• **Цель задания**
Дословно перепишите из текста о поездке в Китай отрывок от слов «В Китае главная» до слов «сведений — сердоболие встречных.» включительно.

• **Фрагмент источника**
-=-=-=-=-
(Продолжение. Начало в номере 19.)
По количеству прожитого времени Китай занимает в моей непоседливой биографии значительное место. Советский Союз, Казахстан, Россия и... Китай! Огромная по территории и людообилию страна с самой обширной на Земле историей имеет воистину философское свойство. Чем больше в нее погружаешься, тем больше осознаешь, что самое интересное и важное о ней остается все еще где-то вне поля твоего зрения и пределов разумения.
В Китае главная проблема путешественника — китайский язык
Поднебесная различается в своих разных частях столь разительно, что порой кажется, будто попадаешь совсем в разные страны. Но в какую бы из «стран» ни въехал, в каждой из них перво-наперво сталкиваешься с одной и той же проблемой. Все вокруг говорят по-китайски. Все, кроме тебя.
Это сейчас у каждого в руках какой-нибудь гугл-переводчик и всезнающие за тебя цифровые карты. А в то достославно-недавнее время, когда я начал открывать Китай, верховным достижением искусственного разума был пейджер (молодые уже вряд ли знают, что это такое), а главным инструментом получения сведений — сердоболие встречных.
Но в том-то и загвоздка, что в Китае, где масса сердобольных встречных, лишь единицы могут что-то ответить по-английски и только самые ветхие старики помнят несколько слов по-русски.
Все это я в очередной раз ощутил, оказавшись по ту сторону границы, в Кульдже. Тут, правда, можно было поговорить по-уйгурски и даже по-казахски, но это мало облегчало мне обычные мытарства. Выйдя из автобуса и оказавшись в вечерней уличной толпе, я на мгновение растерялся. И… Куда?
От знакомого шопника я знал, что «лучшая гостиница» тут «Кульджа сарай» «в самом центре». Я знал также, что сведениям шоп-туристов нужно доверять с большой осторожностью. Их коренные интересы, как правило, ограничивались улочками вокруг оптовых рынков, но все же я решил покрутиться по центру в расчете на везение. Увы, но вокруг не было ни гостиниц, ни «сараев».
Пришлось тормознуть такси и очень долго объяснять таксисту, чего надо. Наконец он что-то понял и неуверенно повез меня куда-то в сторону от центра, все время повторяя при этом одну и ту же фразу по-китайски. По наитию я перевел бы ее так: «От, блин, навязался на мою голову!».
-=-=-=-=-
• **Строки данных**
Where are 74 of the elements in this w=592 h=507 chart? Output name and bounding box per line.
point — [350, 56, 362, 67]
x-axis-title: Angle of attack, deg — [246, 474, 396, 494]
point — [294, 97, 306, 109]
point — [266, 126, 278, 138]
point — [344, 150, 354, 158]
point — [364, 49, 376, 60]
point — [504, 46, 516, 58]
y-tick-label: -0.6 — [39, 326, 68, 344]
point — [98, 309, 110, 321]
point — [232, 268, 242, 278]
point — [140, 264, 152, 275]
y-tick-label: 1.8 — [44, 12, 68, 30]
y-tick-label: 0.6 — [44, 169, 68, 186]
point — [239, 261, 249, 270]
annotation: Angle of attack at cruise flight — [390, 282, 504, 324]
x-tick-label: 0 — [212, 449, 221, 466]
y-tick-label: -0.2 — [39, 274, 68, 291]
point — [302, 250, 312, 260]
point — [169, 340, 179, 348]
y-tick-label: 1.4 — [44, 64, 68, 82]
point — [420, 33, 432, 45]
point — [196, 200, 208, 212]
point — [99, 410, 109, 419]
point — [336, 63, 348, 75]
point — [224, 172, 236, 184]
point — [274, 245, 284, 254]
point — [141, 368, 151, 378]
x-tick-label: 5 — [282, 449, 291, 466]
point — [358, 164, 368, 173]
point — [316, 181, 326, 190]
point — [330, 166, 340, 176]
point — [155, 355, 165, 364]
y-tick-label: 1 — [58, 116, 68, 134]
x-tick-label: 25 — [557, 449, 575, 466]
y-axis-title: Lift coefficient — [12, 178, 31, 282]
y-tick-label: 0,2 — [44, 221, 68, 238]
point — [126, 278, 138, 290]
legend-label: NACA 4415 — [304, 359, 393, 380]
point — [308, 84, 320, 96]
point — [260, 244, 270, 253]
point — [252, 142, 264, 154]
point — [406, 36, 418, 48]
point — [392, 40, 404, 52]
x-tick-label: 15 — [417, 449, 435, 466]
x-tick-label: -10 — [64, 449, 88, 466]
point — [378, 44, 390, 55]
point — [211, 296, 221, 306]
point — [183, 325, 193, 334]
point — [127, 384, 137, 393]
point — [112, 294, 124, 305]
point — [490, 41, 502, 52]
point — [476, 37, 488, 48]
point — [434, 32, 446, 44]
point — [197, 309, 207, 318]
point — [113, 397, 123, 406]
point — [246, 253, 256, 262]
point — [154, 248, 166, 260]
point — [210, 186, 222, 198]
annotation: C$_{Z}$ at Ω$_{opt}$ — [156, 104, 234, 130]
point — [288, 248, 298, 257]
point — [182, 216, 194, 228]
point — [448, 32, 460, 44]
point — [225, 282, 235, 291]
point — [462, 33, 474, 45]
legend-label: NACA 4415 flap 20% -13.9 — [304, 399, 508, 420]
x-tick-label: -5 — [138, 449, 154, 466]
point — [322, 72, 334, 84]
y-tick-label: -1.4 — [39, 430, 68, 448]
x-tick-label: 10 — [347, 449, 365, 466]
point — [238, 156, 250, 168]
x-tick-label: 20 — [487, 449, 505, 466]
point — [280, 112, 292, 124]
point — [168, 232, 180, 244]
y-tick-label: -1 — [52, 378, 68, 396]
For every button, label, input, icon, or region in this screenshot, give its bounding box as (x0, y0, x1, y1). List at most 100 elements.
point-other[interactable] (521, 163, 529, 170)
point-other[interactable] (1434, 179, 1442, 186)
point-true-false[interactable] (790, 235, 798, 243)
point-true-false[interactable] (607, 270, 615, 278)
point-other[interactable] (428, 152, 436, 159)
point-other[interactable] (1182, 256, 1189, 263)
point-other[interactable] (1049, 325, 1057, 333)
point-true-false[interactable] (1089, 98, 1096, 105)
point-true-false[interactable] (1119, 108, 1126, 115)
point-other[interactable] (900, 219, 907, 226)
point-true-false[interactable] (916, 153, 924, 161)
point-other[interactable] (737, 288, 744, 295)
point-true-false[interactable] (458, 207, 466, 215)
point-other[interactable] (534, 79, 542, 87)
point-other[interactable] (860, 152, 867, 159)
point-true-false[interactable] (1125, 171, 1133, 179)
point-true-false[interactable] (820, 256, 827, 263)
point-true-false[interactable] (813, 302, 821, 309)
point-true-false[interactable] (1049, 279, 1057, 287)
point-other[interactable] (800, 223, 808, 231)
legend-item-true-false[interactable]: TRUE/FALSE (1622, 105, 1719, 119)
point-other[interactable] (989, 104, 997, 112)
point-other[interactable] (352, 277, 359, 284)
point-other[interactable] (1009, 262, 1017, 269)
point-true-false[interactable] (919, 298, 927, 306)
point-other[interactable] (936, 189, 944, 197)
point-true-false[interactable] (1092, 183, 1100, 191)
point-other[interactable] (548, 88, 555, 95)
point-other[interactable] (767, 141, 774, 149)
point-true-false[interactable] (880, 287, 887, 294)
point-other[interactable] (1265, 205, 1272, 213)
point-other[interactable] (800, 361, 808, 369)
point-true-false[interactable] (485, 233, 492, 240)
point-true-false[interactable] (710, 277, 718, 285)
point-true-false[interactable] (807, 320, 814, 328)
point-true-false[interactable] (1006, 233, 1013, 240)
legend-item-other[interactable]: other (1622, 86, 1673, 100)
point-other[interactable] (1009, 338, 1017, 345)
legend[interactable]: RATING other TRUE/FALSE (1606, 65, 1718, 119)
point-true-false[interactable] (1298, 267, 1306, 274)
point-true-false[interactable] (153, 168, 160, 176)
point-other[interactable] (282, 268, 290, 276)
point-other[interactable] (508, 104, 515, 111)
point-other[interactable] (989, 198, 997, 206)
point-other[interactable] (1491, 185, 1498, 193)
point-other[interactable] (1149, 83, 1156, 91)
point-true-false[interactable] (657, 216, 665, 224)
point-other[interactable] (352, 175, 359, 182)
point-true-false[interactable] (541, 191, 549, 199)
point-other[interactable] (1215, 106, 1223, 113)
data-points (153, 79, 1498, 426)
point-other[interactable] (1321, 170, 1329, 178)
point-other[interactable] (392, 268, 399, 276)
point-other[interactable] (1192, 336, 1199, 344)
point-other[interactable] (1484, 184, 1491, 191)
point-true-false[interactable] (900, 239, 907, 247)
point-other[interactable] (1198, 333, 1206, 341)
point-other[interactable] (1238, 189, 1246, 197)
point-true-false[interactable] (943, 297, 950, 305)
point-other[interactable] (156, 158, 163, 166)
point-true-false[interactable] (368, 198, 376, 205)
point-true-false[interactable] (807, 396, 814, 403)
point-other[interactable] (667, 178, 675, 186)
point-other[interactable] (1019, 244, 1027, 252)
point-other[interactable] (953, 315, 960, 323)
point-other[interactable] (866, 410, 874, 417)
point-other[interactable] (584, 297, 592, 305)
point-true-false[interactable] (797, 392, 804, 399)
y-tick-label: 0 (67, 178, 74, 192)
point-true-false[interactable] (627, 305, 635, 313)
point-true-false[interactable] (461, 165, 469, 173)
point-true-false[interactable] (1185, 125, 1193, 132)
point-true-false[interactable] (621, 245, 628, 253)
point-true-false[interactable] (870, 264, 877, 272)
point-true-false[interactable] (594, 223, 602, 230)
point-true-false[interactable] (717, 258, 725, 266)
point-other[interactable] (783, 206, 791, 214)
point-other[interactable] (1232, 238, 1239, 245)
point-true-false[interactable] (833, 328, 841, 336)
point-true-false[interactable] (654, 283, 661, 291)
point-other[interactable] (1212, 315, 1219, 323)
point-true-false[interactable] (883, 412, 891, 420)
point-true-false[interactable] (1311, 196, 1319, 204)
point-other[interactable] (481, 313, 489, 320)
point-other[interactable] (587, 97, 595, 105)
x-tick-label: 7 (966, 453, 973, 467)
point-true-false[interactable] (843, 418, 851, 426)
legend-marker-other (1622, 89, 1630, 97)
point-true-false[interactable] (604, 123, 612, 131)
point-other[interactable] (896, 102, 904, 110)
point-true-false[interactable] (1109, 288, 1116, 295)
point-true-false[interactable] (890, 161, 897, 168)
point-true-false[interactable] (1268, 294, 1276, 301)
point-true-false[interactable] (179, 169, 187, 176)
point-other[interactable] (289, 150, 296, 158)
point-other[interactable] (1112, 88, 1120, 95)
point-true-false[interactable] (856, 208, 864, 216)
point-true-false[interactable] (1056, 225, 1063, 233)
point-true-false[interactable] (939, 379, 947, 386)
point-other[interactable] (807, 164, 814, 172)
-=-=-=-=-
• **Результат задания**
В Китае главная проблема путешественника — китайский язык
Поднебесная различается в своих разных частях столь разительно, что порой кажется, будто попадаешь совсем в разные страны. Но в какую бы из «стран» ни въехал, в каждой из них перво-наперво сталкиваешься с одной и той же проблемой. Все вокруг говорят по-китайски. Все, кроме тебя.
Это сейчас у каждого в руках какой-нибудь гугл-переводчик и всезнающие за тебя цифровые карты. А в то достославно-недавнее время, когда я начал открывать Китай, верховным достижением искусственного разума был пейджер (молодые уже вряд ли знают, что это такое), а главным инструментом получения сведений — сердоболие встречных.